* [Your goal] Copy out all of the data exactly as it appears.

═════ Materials provided

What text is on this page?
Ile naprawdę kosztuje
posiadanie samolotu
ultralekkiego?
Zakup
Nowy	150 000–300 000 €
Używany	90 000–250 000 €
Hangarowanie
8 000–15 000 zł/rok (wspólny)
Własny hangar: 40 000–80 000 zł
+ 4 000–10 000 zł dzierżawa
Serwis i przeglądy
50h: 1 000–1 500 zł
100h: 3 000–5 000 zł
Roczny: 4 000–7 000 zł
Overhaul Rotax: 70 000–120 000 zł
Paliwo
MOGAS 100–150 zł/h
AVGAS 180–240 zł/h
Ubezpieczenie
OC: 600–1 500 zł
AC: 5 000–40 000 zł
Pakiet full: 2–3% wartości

══════════

* [Complete answer]
What text is on this page?
Ile naprawdę kosztuje
posiadanie samolotu
ultralekkiego?
Zakup
Nowy	150 000–300 000 €
Używany	90 000–250 000 €
Hangarowanie
8 000–15 000 zł/rok (wspólny)
Własny hangar: 40 000–80 000 zł
+ 4 000–10 000 zł dzierżawa
Serwis i przeglądy
50h: 1 000–1 500 zł
100h: 3 000–5 000 zł
Roczny: 4 000–7 000 zł
Overhaul Rotax: 70 000–120 000 zł
Paliwo
MOGAS 100–150 zł/h
AVGAS 180–240 zł/h
Ubezpieczenie
OC: 600–1 500 zł
AC: 5 000–40 000 zł
Pakiet full: 2–3% wartości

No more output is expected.